> **WRITTEN EXERCISE**
Below are some records; return each one exactly.

----- RECORDS -----

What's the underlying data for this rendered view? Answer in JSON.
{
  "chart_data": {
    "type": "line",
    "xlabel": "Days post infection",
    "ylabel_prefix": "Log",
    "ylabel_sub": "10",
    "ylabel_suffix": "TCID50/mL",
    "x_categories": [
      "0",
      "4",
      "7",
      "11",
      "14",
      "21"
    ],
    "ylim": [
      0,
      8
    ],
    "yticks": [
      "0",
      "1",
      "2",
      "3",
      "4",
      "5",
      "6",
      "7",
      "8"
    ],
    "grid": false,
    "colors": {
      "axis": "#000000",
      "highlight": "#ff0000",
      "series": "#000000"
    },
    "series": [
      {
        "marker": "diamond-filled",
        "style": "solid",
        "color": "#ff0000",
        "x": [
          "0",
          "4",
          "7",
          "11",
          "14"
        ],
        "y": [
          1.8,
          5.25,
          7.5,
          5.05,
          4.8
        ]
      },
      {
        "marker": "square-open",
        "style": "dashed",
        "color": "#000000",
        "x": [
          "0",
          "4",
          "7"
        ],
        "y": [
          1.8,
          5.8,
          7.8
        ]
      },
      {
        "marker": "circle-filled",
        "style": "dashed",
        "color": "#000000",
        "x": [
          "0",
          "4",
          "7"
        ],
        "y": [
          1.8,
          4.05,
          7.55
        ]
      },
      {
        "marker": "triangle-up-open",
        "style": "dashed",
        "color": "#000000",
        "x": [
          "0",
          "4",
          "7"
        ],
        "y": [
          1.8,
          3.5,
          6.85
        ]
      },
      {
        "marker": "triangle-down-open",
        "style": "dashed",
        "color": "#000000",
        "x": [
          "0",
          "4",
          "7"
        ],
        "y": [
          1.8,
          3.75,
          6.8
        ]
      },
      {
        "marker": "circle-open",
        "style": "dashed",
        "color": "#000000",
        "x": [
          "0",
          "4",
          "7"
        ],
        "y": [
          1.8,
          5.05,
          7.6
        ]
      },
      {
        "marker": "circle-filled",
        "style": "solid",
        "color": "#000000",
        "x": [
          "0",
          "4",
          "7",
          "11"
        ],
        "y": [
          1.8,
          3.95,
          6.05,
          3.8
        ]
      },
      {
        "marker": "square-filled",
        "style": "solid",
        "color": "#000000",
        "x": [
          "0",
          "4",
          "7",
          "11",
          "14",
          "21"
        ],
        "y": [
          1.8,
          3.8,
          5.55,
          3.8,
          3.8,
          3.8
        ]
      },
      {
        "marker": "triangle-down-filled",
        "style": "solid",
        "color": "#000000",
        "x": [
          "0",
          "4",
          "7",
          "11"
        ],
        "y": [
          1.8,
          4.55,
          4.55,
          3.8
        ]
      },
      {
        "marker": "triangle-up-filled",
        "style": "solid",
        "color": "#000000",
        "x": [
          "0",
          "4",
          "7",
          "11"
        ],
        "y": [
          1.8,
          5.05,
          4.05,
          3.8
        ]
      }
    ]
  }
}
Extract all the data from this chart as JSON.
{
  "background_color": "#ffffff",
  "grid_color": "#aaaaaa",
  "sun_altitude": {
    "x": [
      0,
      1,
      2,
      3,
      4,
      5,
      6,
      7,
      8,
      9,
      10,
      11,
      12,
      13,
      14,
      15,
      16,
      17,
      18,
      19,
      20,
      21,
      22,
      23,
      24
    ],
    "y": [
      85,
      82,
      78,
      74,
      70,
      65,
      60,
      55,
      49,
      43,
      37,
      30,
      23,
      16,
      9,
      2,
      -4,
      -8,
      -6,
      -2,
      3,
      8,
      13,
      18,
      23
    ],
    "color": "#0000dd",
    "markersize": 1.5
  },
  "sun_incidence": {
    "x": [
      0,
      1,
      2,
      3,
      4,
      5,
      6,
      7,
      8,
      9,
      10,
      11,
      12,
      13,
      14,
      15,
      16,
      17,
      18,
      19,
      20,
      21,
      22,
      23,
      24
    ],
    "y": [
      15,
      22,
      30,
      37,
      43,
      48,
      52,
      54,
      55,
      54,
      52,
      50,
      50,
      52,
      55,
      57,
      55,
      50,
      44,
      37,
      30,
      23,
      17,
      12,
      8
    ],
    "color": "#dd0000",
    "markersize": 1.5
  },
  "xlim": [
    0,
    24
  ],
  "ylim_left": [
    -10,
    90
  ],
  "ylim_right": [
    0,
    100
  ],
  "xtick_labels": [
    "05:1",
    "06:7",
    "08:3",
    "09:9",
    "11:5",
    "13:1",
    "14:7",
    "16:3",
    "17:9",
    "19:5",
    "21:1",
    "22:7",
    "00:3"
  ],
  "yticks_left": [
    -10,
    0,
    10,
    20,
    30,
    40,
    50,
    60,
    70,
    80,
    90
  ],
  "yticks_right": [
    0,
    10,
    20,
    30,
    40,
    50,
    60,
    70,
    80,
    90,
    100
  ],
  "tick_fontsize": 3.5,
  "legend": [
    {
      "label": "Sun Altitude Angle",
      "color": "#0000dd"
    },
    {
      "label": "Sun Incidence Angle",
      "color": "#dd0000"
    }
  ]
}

-----

> **COMPLETED TASK**
What's the underlying data for this rendered view? Answer in JSON.
{
  "chart_data": {
    "type": "line",
    "xlabel": "Days post infection",
    "ylabel_prefix": "Log",
    "ylabel_sub": "10",
    "ylabel_suffix": "TCID50/mL",
    "x_categories": [
      "0",
      "4",
      "7",
      "11",
      "14",
      "21"
    ],
    "ylim": [
      0,
      8
    ],
    "yticks": [
      "0",
      "1",
      "2",
      "3",
      "4",
      "5",
      "6",
      "7",
      "8"
    ],
    "grid": false,
    "colors": {
      "axis": "#000000",
      "highlight": "#ff0000",
      "series": "#000000"
    },
    "series": [
      {
        "marker": "diamond-filled",
        "style": "solid",
        "color": "#ff0000",
        "x": [
          "0",
          "4",
          "7",
          "11",
          "14"
        ],
        "y": [
          1.8,
          5.25,
          7.5,
          5.05,
          4.8
        ]
      },
      {
        "marker": "square-open",
        "style": "dashed",
        "color": "#000000",
        "x": [
          "0",
          "4",
          "7"
        ],
        "y": [
          1.8,
          5.8,
          7.8
        ]
      },
      {
        "marker": "circle-filled",
        "style": "dashed",
        "color": "#000000",
        "x": [
          "0",
          "4",
          "7"
        ],
        "y": [
          1.8,
          4.05,
          7.55
        ]
      },
      {
        "marker": "triangle-up-open",
        "style": "dashed",
        "color": "#000000",
        "x": [
          "0",
          "4",
          "7"
        ],
        "y": [
          1.8,
          3.5,
          6.85
        ]
      },
      {
        "marker": "triangle-down-open",
        "style": "dashed",
        "color": "#000000",
        "x": [
          "0",
          "4",
          "7"
        ],
        "y": [
          1.8,
          3.75,
          6.8
        ]
      },
      {
        "marker": "circle-open",
        "style": "dashed",
        "color": "#000000",
        "x": [
          "0",
          "4",
          "7"
        ],
        "y": [
          1.8,
          5.05,
          7.6
        ]
      },
      {
        "marker": "circle-filled",
        "style": "solid",
        "color": "#000000",
        "x": [
          "0",
          "4",
          "7",
          "11"
        ],
        "y": [
          1.8,
          3.95,
          6.05,
          3.8
        ]
      },
      {
        "marker": "square-filled",
        "style": "solid",
        "color": "#000000",
        "x": [
          "0",
          "4",
          "7",
          "11",
          "14",
          "21"
        ],
        "y": [
          1.8,
          3.8,
          5.55,
          3.8,
          3.8,
          3.8
        ]
      },
      {
        "marker": "triangle-down-filled",
        "style": "solid",
        "color": "#000000",
        "x": [
          "0",
          "4",
          "7",
          "11"
        ],
        "y": [
          1.8,
          4.55,
          4.55,
          3.8
        ]
      },
      {
        "marker": "triangle-up-filled",
        "style": "solid",
        "color": "#000000",
        "x": [
          "0",
          "4",
          "7",
          "11"
        ],
        "y": [
          1.8,
          5.05,
          4.05,
          3.8
        ]
      }
    ]
  }
}
Extract all the data from this chart as JSON.
{
  "background_color": "#ffffff",
  "grid_color": "#aaaaaa",
  "sun_altitude": {
    "x": [
      0,
      1,
      2,
      3,
      4,
      5,
      6,
      7,
      8,
      9,
      10,
      11,
      12,
      13,
      14,
      15,
      16,
      17,
      18,
      19,
      20,
      21,
      22,
      23,
      24
    ],
    "y": [
      85,
      82,
      78,
      74,
      70,
      65,
      60,
      55,
      49,
      43,
      37,
      30,
      23,
      16,
      9,
      2,
      -4,
      -8,
      -6,
      -2,
      3,
      8,
      13,
      18,
      23
    ],
    "color": "#0000dd",
    "markersize": 1.5
  },
  "sun_incidence": {
    "x": [
      0,
      1,
      2,
      3,
      4,
      5,
      6,
      7,
      8,
      9,
      10,
      11,
      12,
      13,
      14,
      15,
      16,
      17,
      18,
      19,
      20,
      21,
      22,
      23,
      24
    ],
    "y": [
      15,
      22,
      30,
      37,
      43,
      48,
      52,
      54,
      55,
      54,
      52,
      50,
      50,
      52,
      55,
      57,
      55,
      50,
      44,
      37,
      30,
      23,
      17,
      12,
      8
    ],
    "color": "#dd0000",
    "markersize": 1.5
  },
  "xlim": [
    0,
    24
  ],
  "ylim_left": [
    -10,
    90
  ],
  "ylim_right": [
    0,
    100
  ],
  "xtick_labels": [
    "05:1",
    "06:7",
    "08:3",
    "09:9",
    "11:5",
    "13:1",
    "14:7",
    "16:3",
    "17:9",
    "19:5",
    "21:1",
    "22:7",
    "00:3"
  ],
  "yticks_left": [
    -10,
    0,
    10,
    20,
    30,
    40,
    50,
    60,
    70,
    80,
    90
  ],
  "yticks_right": [
    0,
    10,
    20,
    30,
    40,
    50,
    60,
    70,
    80,
    90,
    100
  ],
  "tick_fontsize": 3.5,
  "legend": [
    {
      "label": "Sun Altitude Angle",
      "color": "#0000dd"
    },
    {
      "label": "Sun Incidence Angle",
      "color": "#dd0000"
    }
  ]
}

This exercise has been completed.